===== Page text

When Gran Torino was rumored to be the sixth Dirty Harry movie, I hoped Clint Eastwood wouldn’t make Charles Bronson’s mistake. Bronson’s Paul Kersey appeared in five Death Wish movies, each more preposterous and violent than the last. The final Death Wish film, The Face of Death, gave 73-year-old Bronson a much younger girlfriend and more people to shoot. Clearly too old to be chasing anything besides young punks off his lawn, Bronson looked ridiculous. I kept waiting for him to roll into the frame on a Hoveround tricked out with flamethrowers and ballistic missiles.

Since Eastwood was 78 when Gran Torino was announced, I feared the worst. Harry Callahan would fire his famous .44 Magnum, and the kick back would cause his arm to fly off. Running up those hills in San Francisco would kill him before anybody could “make his day.” Thankfully, Eastwood played a different sort of racist with a gun in Gran Torino. So 1988’s The Dead Pool remains the last we’ll ever see of Dirty Harry, at least until Warner Bros. inevitably greenlights a reboot.

==========
===== Information given

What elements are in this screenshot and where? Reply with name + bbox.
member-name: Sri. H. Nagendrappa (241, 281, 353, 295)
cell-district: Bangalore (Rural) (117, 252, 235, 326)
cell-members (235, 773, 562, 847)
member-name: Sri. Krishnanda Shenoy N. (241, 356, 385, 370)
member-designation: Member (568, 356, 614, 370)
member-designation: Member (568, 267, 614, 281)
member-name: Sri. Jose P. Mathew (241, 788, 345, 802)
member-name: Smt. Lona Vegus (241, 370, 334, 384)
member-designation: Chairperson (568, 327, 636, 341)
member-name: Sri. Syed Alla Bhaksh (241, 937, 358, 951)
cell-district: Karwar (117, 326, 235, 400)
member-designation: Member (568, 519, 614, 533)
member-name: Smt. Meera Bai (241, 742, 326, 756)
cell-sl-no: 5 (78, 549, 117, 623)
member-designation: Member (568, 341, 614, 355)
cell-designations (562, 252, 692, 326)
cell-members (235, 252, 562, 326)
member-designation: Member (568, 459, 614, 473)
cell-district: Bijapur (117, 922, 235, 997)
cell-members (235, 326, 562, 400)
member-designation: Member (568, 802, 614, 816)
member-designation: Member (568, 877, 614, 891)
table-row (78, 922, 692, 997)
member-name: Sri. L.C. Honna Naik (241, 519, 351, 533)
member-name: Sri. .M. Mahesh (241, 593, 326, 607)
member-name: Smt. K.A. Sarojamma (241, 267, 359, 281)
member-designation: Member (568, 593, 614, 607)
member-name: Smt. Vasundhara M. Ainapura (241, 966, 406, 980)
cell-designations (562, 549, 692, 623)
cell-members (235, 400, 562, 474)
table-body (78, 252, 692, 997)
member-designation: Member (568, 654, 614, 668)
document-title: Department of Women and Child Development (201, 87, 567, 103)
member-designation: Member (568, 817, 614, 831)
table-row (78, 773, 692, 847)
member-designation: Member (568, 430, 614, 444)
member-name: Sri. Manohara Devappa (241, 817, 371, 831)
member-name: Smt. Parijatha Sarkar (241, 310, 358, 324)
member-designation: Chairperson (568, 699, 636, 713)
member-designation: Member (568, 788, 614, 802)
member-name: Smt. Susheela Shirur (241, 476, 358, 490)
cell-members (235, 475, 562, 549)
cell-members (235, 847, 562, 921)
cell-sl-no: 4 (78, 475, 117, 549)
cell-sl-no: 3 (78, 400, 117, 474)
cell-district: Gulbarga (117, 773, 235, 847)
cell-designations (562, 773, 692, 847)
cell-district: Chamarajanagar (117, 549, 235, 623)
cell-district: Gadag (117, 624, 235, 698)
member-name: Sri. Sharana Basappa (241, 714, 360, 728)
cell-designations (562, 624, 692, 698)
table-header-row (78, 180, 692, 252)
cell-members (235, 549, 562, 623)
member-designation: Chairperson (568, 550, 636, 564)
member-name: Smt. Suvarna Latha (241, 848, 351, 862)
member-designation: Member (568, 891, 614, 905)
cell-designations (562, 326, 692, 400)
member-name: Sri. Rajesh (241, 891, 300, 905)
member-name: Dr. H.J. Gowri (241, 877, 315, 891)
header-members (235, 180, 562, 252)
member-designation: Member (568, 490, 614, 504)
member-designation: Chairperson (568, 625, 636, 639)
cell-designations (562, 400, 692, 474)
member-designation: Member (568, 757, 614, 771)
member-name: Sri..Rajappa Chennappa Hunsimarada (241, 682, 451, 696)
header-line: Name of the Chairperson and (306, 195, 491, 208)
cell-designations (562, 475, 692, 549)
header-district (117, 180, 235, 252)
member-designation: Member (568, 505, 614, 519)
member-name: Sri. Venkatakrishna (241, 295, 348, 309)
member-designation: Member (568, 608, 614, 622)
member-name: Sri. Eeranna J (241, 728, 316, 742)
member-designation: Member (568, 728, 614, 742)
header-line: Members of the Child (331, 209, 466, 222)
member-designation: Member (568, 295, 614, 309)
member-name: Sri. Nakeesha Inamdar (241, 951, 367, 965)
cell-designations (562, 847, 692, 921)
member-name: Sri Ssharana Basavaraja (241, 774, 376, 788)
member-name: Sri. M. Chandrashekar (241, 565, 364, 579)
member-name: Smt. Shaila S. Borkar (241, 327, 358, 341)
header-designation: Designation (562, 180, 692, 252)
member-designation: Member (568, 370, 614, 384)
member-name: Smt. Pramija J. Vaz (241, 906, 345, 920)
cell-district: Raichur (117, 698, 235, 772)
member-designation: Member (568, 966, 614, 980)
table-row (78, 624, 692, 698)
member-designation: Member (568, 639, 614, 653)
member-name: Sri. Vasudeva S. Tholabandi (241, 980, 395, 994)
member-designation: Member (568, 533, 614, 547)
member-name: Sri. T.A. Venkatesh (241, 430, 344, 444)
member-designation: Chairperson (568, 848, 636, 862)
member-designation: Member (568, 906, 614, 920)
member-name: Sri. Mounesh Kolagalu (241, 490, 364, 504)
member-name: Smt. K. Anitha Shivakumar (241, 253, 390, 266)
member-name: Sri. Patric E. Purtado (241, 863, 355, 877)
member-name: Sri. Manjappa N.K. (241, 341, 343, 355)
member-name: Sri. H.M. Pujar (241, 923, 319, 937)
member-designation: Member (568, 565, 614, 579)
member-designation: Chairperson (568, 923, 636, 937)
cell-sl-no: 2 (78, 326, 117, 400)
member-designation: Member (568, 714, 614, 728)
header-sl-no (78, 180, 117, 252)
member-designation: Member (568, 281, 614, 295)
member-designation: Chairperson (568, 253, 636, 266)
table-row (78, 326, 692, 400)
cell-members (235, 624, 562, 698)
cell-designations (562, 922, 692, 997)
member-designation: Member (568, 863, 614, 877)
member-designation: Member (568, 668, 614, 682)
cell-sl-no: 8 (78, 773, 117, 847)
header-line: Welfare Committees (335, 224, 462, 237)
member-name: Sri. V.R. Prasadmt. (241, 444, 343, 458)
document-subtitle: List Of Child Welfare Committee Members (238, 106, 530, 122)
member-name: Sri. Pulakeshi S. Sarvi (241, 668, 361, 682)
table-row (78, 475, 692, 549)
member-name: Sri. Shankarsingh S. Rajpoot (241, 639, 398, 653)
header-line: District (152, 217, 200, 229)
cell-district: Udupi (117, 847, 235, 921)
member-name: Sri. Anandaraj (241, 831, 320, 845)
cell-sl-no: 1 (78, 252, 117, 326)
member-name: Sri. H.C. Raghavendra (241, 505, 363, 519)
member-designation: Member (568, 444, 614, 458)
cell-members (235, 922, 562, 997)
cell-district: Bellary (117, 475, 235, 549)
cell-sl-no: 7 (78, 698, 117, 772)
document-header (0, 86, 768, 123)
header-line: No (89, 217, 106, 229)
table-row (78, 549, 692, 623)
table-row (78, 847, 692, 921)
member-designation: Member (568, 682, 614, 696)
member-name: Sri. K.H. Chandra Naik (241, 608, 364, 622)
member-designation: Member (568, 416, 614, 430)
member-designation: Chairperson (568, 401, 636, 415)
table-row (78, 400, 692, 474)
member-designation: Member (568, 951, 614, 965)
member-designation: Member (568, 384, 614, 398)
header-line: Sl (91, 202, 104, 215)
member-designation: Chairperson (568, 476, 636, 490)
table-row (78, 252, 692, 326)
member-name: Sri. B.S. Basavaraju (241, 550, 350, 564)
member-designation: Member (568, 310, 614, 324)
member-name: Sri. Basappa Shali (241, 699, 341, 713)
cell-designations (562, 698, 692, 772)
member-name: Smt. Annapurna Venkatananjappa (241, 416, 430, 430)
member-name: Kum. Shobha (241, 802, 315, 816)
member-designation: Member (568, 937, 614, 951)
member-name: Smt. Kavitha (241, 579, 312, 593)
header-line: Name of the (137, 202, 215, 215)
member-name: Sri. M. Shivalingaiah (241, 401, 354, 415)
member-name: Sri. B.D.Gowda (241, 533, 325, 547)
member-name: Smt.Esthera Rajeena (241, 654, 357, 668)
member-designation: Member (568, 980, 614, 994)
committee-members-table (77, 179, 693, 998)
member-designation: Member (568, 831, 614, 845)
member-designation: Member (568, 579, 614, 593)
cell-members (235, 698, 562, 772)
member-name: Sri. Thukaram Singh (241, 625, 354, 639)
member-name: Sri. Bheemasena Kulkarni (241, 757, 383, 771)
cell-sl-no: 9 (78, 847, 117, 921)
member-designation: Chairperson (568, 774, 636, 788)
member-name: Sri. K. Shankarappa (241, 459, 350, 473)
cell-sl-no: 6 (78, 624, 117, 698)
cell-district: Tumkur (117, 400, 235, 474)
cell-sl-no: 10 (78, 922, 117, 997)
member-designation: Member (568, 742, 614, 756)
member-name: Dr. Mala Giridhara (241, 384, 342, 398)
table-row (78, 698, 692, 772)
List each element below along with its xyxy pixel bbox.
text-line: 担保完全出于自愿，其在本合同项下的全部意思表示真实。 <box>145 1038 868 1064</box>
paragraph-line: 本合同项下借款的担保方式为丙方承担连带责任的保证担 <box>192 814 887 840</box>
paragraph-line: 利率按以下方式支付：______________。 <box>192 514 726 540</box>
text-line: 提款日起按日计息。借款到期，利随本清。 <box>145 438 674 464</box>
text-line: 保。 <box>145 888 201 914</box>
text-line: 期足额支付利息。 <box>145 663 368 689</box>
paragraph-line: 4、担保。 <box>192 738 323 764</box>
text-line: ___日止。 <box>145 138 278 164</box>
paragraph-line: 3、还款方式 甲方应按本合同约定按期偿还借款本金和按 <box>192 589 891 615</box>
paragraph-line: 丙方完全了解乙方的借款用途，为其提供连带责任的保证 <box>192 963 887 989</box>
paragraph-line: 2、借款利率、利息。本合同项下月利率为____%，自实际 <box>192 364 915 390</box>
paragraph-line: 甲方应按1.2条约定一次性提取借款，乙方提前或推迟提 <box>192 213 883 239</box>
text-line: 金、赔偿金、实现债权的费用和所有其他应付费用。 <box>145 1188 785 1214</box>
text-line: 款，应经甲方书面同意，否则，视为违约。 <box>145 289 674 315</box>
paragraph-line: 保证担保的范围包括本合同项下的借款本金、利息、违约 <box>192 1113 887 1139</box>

==========

▶ _Goal of the exercise_:
Using the Gran Torino text above, please explain why the writer feared the worst when the film was announced. Answer in one to three sentences.

▶ _The completed task_:
The writer feared the worst because Eastwood was 78 when Gran Torino was announced and the film was rumored to be the sixth Dirty Harry movie. The writer hoped Eastwood wouldn't make Charles Bronson's mistake of continuing a violent series into old age, as Bronson did at 73 in The Face of Death, where he looked ridiculous.